- YOUR TASK
Restate the full set of records exactly, without adding or dropping a word.

================

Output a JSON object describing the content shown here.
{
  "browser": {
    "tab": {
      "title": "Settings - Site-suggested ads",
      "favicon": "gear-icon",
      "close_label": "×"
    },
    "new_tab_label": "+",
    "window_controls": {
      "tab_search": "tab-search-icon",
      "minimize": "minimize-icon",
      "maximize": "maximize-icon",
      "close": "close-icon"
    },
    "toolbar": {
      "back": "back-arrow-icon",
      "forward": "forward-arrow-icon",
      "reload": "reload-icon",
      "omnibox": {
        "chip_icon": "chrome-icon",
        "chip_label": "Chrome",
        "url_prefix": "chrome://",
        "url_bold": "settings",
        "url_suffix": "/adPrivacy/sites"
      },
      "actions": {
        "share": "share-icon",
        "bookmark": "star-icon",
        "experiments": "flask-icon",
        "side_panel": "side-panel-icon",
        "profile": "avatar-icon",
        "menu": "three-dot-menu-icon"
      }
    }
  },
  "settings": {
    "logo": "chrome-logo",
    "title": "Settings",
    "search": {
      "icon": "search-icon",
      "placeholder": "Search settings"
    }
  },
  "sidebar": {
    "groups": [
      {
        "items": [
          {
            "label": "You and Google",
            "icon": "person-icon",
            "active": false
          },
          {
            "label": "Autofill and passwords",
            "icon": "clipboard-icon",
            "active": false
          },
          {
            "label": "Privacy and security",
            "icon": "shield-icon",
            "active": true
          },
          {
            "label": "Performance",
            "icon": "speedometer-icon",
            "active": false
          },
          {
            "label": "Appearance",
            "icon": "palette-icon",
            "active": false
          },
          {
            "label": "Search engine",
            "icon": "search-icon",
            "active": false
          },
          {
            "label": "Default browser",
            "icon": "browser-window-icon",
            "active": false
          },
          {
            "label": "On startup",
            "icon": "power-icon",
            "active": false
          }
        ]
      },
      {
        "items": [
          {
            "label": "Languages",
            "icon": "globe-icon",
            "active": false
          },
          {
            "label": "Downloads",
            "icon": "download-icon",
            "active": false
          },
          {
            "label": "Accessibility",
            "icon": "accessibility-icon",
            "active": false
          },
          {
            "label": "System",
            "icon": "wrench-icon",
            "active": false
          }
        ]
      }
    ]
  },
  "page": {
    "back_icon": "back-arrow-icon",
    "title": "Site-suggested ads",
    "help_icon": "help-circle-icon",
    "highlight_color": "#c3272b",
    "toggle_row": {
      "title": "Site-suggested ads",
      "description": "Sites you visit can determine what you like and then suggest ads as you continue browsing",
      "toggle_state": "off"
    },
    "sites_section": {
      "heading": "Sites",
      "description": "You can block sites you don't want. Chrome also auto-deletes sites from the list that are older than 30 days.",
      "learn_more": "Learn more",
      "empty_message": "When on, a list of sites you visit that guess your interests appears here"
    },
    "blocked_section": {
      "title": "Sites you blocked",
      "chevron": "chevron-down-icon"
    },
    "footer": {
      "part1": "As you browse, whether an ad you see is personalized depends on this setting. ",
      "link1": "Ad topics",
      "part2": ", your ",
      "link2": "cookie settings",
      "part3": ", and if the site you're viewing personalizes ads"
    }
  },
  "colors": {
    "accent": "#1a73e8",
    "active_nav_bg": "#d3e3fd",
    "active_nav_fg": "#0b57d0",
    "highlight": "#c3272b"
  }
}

================

- WRITTEN RESPONSE
Output a JSON object describing the content shown here.
{
  "browser": {
    "tab": {
      "title": "Settings - Site-suggested ads",
      "favicon": "gear-icon",
      "close_label": "×"
    },
    "new_tab_label": "+",
    "window_controls": {
      "tab_search": "tab-search-icon",
      "minimize": "minimize-icon",
      "maximize": "maximize-icon",
      "close": "close-icon"
    },
    "toolbar": {
      "back": "back-arrow-icon",
      "forward": "forward-arrow-icon",
      "reload": "reload-icon",
      "omnibox": {
        "chip_icon": "chrome-icon",
        "chip_label": "Chrome",
        "url_prefix": "chrome://",
        "url_bold": "settings",
        "url_suffix": "/adPrivacy/sites"
      },
      "actions": {
        "share": "share-icon",
        "bookmark": "star-icon",
        "experiments": "flask-icon",
        "side_panel": "side-panel-icon",
        "profile": "avatar-icon",
        "menu": "three-dot-menu-icon"
      }
    }
  },
  "settings": {
    "logo": "chrome-logo",
    "title": "Settings",
    "search": {
      "icon": "search-icon",
      "placeholder": "Search settings"
    }
  },
  "sidebar": {
    "groups": [
      {
        "items": [
          {
            "label": "You and Google",
            "icon": "person-icon",
            "active": false
          },
          {
            "label": "Autofill and passwords",
            "icon": "clipboard-icon",
            "active": false
          },
          {
            "label": "Privacy and security",
            "icon": "shield-icon",
            "active": true
          },
          {
            "label": "Performance",
            "icon": "speedometer-icon",
            "active": false
          },
          {
            "label": "Appearance",
            "icon": "palette-icon",
            "active": false
          },
          {
            "label": "Search engine",
            "icon": "search-icon",
            "active": false
          },
          {
            "label": "Default browser",
            "icon": "browser-window-icon",
            "active": false
          },
          {
            "label": "On startup",
            "icon": "power-icon",
            "active": false
          }
        ]
      },
      {
        "items": [
          {
            "label": "Languages",
            "icon": "globe-icon",
            "active": false
          },
          {
            "label": "Downloads",
            "icon": "download-icon",
            "active": false
          },
          {
            "label": "Accessibility",
            "icon": "accessibility-icon",
            "active": false
          },
          {
            "label": "System",
            "icon": "wrench-icon",
            "active": false
          }
        ]
      }
    ]
  },
  "page": {
    "back_icon": "back-arrow-icon",
    "title": "Site-suggested ads",
    "help_icon": "help-circle-icon",
    "highlight_color": "#c3272b",
    "toggle_row": {
      "title": "Site-suggested ads",
      "description": "Sites you visit can determine what you like and then suggest ads as you continue browsing",
      "toggle_state": "off"
    },
    "sites_section": {
      "heading": "Sites",
      "description": "You can block sites you don't want. Chrome also auto-deletes sites from the list that are older than 30 days.",
      "learn_more": "Learn more",
      "empty_message": "When on, a list of sites you visit that guess your interests appears here"
    },
    "blocked_section": {
      "title": "Sites you blocked",
      "chevron": "chevron-down-icon"
    },
    "footer": {
      "part1": "As you browse, whether an ad you see is personalized depends on this setting. ",
      "link1": "Ad topics",
      "part2": ", your ",
      "link2": "cookie settings",
      "part3": ", and if the site you're viewing personalizes ads"
    }
  },
  "colors": {
    "accent": "#1a73e8",
    "active_nav_bg": "#d3e3fd",
    "active_nav_fg": "#0b57d0",
    "highlight": "#c3272b"
  }
}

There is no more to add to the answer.